## START Exercise data

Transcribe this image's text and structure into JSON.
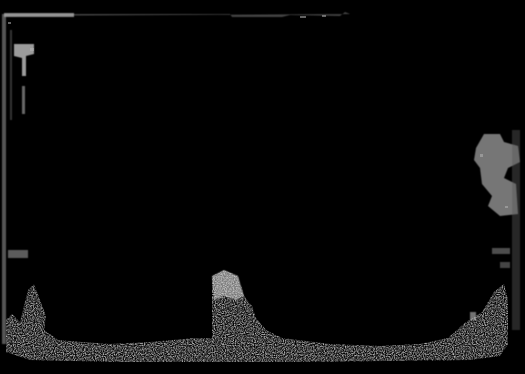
{
  "screen": {
    "background": "#000000",
    "foreground": "#c8c8c8",
    "text": []
  }
}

## END Exercise data

- Goal -
Copy the whole listing above word for word but do not carry over the pictures.

- Output of the exercise -
Transcribe this image's text and structure into JSON.
{
  "screen": {
    "background": "#000000",
    "foreground": "#c8c8c8",
    "text": []
  }
}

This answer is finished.